__Stated task__: Reproduce the full risk-factor statement below word for word, with no changes.

--- Begin Excerpt to read ---

The Company has identified the following important factors that could cause
actual results to differ materially from those expressed in any forward-looking
statement made by the Company.
1. The Company's capital structure is subject to significant financial leverage,
which could impair the Company's ability to obtain new or additional financing
for working capital and capital expenditures, could increase the Company's
vulnerability to a sustained economic downturn and could restrict the Company's
ability to take advantage of new business opportunities or limit the Company's
flexibility to respond to changing business conditions.
2. Under the terms of certain financing agreements, the Company is required to
maintain compliance with certain specified covenants, restrictions, financial
ratios and other financial and operating tests. The Company's ability to comply
with any of the foregoing restrictions and with loan repayment provisions will
depend upon its future profit and loss performance and financial position, which
will be subject to prevailing economic conditions and other factors, including
some factors entirely beyond the control of the Company. A failure to comply
with any of these obligations could result in an event of default under one or
more such financing agreements, which could result in the acceleration of the
repayment of certain of the Company's debt, as well as the possible termination
of aircraft operating leases. Such an event could result in a materially adverse
effect on the Company's financial position.
3. As previously disclosed by the Company, possible business combinations with
other entities have been considered. The Company intends to continue to evaluate
such potential combinations. It is possible that the Company will enter into a
transaction in the future that would result in a merger or other change in
control of the Company. The Company's current credit facility and certain
unsecured term debt may be accelerated upon such a merger or consolidation. In
some circumstances, this acceleration could limit potential business
combinations.
4. The Company has significant net operating loss carryforwards and investment
and other tax credit carryforwards which may, depending upon the circumstances,
be available to reduce future federal income taxes payable. If the Company
undergoes an ownership change within the meaning of Section 382 of the Internal
Revenue Code, the Company's potential future utilization of its net operating
loss carryforwards and investment tax credit carryforwards could be impaired.

--- End Excerpt to read ---
--- Begin Entries shown ---

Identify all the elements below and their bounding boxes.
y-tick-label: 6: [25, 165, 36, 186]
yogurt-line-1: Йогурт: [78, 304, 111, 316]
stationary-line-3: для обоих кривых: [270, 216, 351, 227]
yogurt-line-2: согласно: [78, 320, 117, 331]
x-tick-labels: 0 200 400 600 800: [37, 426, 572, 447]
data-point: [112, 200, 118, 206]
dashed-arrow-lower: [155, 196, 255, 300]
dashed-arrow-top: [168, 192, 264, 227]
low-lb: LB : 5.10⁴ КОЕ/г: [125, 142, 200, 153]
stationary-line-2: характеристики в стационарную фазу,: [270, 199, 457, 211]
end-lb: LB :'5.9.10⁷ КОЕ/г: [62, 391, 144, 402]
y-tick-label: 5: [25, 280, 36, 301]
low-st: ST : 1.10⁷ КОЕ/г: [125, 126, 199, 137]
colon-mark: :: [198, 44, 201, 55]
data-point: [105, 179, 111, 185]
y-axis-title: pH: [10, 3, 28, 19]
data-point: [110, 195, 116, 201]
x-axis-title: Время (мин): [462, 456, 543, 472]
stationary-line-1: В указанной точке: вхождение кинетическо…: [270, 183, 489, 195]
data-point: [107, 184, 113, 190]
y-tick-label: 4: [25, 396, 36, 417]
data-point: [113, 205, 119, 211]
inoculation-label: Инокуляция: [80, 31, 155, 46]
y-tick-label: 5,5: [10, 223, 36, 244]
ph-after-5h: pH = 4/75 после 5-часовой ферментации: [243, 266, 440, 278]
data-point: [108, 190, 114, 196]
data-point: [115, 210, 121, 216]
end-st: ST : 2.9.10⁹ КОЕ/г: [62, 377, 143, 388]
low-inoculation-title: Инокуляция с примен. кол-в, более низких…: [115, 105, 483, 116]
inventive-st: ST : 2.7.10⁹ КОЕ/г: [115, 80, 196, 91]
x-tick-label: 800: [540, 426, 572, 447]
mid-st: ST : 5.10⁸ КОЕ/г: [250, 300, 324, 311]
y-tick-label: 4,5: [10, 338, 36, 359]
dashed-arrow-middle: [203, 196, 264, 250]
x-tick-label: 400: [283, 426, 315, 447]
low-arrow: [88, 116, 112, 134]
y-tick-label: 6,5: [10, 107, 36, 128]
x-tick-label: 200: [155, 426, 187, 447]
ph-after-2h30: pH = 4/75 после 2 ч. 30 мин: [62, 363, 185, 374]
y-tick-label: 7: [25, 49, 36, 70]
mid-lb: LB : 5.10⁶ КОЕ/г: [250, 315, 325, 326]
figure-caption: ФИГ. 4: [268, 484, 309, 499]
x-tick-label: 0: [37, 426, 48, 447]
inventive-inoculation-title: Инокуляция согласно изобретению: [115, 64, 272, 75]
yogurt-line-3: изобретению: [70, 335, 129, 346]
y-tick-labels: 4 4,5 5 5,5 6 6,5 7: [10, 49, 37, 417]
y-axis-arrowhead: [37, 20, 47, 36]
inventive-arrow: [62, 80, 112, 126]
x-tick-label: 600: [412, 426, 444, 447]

--- End Entries shown ---

__Exercise result__:
The Company has identified the following important factors that could cause
actual results to differ materially from those expressed in any forward-looking
statement made by the Company.
1. The Company's capital structure is subject to significant financial leverage,
which could impair the Company's ability to obtain new or additional financing
for working capital and capital expenditures, could increase the Company's
vulnerability to a sustained economic downturn and could restrict the Company's
ability to take advantage of new business opportunities or limit the Company's
flexibility to respond to changing business conditions.
2. Under the terms of certain financing agreements, the Company is required to
maintain compliance with certain specified covenants, restrictions, financial
ratios and other financial and operating tests. The Company's ability to comply
with any of the foregoing restrictions and with loan repayment provisions will
depend upon its future profit and loss performance and financial position, which
will be subject to prevailing economic conditions and other factors, including
some factors entirely beyond the control of the Company. A failure to comply
with any of these obligations could result in an event of default under one or
more such financing agreements, which could result in the acceleration of the
repayment of certain of the Company's debt, as well as the possible termination
of aircraft operating leases. Such an event could result in a materially adverse
effect on the Company's financial position.
3. As previously disclosed by the Company, possible business combinations with
other entities have been considered. The Company intends to continue to evaluate
such potential combinations. It is possible that the Company will enter into a
transaction in the future that would result in a merger or other change in
control of the Company. The Company's current credit facility and certain
unsecured term debt may be accelerated upon such a merger or consolidation. In
some circumstances, this acceleration could limit potential business
combinations.
4. The Company has significant net operating loss carryforwards and investment
and other tax credit carryforwards which may, depending upon the circumstances,
be available to reduce future federal income taxes payable. If the Company
undergoes an ownership change within the meaning of Section 382 of the Internal
Revenue Code, the Company's potential future utilization of its net operating
loss carryforwards and investment tax credit carryforwards could be impaired.